State the number of lines that hold the string "dilarang", with nothing added.

— start Provided data —

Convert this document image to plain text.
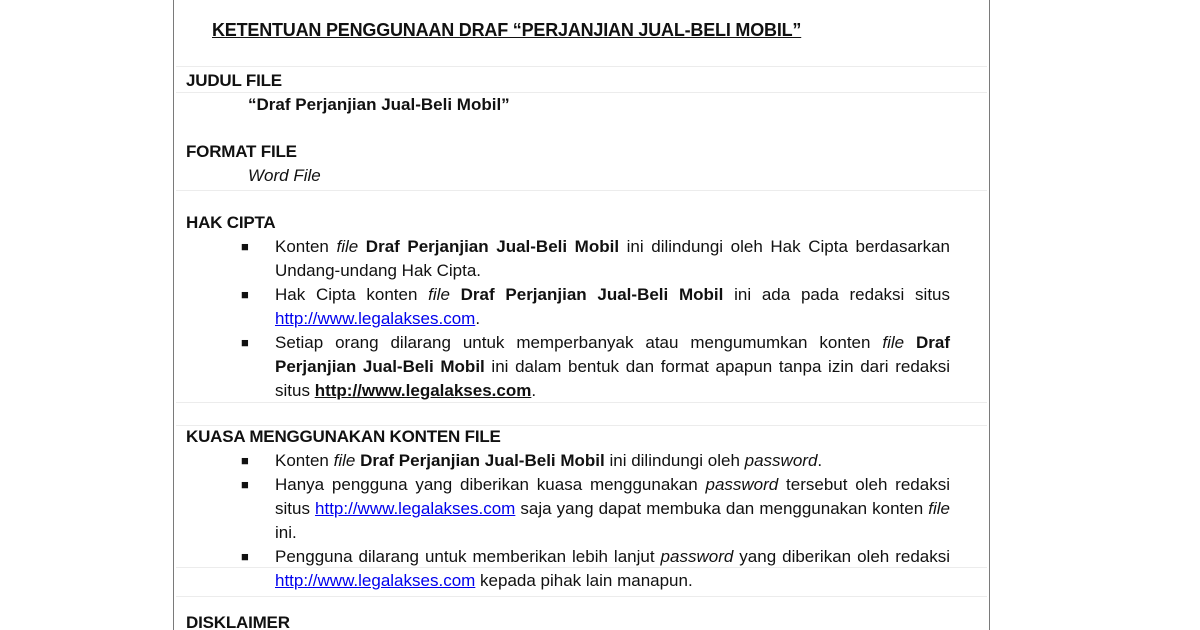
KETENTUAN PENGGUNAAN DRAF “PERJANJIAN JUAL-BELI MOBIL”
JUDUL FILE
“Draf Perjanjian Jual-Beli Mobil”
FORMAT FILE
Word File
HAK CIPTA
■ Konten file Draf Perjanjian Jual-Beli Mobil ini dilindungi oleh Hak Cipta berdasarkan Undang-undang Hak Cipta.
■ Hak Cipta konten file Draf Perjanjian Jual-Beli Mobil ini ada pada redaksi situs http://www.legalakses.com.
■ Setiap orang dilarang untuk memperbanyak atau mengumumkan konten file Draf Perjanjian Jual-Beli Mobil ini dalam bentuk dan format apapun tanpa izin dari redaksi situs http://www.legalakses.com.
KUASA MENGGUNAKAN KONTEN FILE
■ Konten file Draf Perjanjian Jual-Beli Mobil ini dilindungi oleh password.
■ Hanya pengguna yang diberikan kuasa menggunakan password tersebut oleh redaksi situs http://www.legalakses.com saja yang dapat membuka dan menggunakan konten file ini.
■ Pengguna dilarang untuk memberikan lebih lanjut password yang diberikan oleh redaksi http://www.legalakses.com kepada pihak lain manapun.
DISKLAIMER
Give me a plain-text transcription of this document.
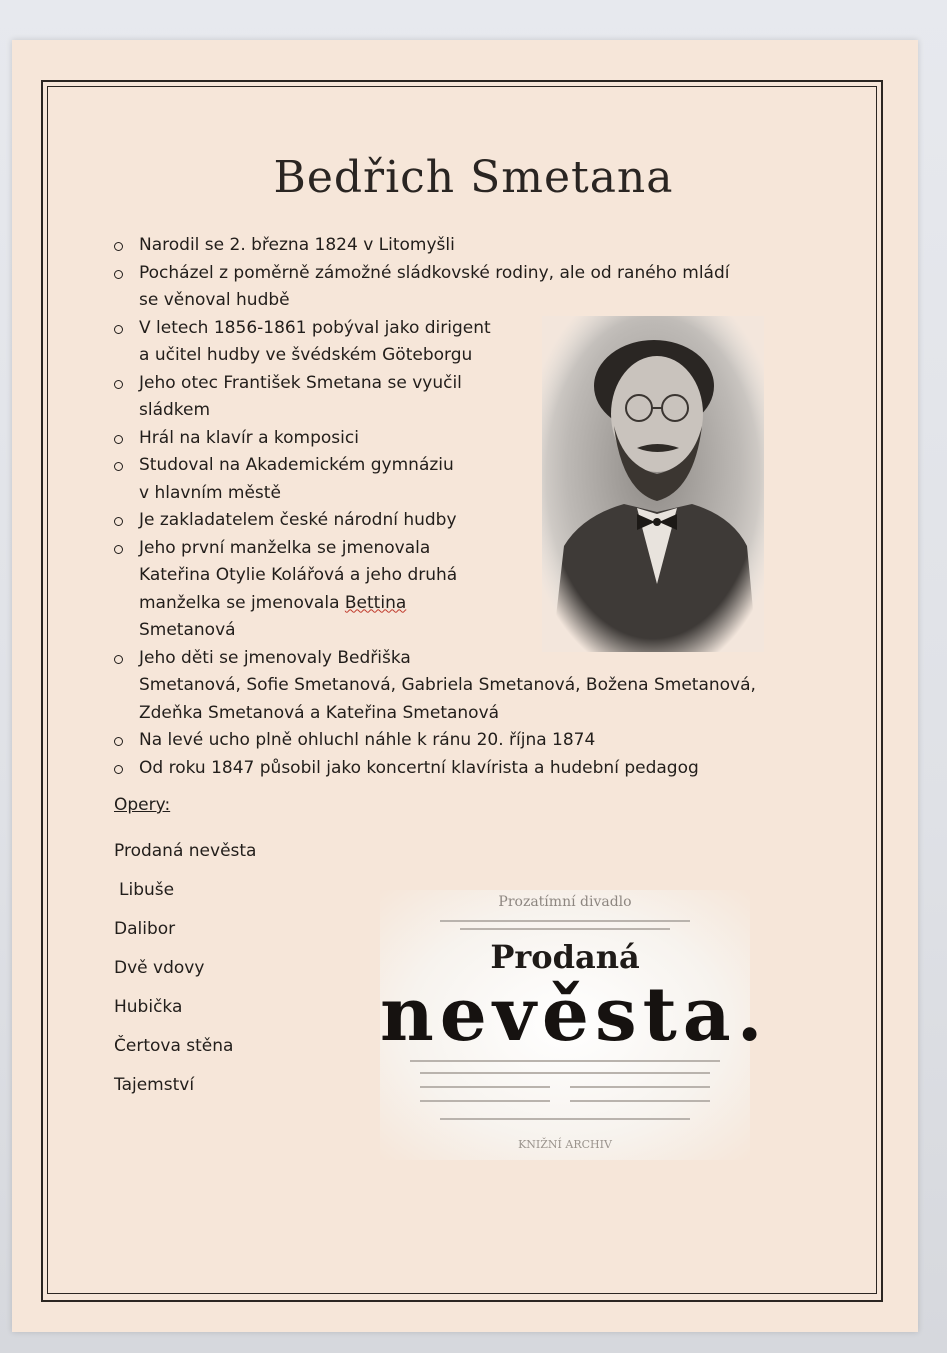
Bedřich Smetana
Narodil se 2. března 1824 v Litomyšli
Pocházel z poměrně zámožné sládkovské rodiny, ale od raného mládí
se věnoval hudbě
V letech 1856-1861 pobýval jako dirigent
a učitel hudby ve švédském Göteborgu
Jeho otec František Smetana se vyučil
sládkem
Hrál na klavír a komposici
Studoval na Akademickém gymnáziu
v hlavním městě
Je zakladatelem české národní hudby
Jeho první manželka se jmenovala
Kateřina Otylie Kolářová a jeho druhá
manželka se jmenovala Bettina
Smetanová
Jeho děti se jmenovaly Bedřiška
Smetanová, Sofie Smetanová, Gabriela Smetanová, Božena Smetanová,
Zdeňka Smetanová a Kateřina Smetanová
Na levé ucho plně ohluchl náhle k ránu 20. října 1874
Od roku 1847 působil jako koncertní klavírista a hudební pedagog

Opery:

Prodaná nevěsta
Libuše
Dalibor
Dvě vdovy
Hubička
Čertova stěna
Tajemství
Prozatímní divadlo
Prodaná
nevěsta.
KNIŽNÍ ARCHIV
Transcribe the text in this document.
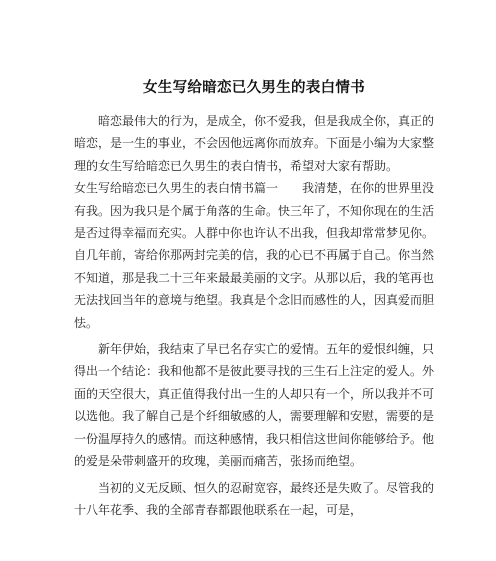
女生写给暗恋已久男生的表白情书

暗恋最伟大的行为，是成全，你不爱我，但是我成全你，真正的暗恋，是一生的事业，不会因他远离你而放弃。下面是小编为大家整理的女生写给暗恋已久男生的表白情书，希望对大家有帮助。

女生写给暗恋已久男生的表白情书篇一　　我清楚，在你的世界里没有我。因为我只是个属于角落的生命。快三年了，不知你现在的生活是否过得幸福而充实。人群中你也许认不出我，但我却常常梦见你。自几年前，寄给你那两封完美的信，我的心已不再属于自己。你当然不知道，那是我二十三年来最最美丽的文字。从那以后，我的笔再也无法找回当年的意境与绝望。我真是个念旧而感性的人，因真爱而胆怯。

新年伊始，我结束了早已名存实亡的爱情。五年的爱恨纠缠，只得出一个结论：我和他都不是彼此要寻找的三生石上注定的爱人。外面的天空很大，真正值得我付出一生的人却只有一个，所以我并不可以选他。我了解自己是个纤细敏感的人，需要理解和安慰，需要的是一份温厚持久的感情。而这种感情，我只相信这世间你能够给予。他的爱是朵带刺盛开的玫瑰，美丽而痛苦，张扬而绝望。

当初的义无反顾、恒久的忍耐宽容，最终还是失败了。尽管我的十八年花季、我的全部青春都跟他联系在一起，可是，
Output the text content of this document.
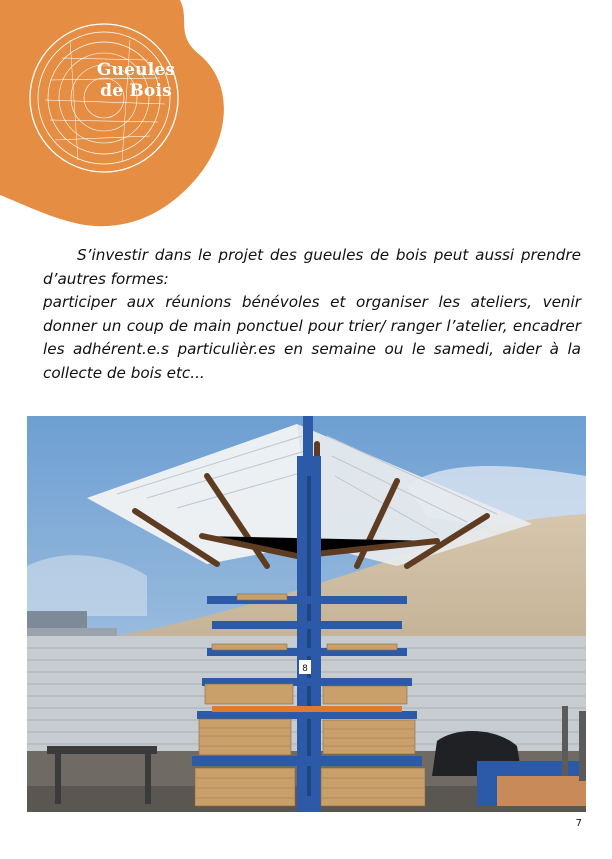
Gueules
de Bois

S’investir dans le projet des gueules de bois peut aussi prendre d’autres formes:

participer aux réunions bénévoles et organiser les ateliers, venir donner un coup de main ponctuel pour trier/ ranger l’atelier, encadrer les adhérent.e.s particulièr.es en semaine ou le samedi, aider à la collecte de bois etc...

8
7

— end Provided data —

§ **Response for this exercise**
2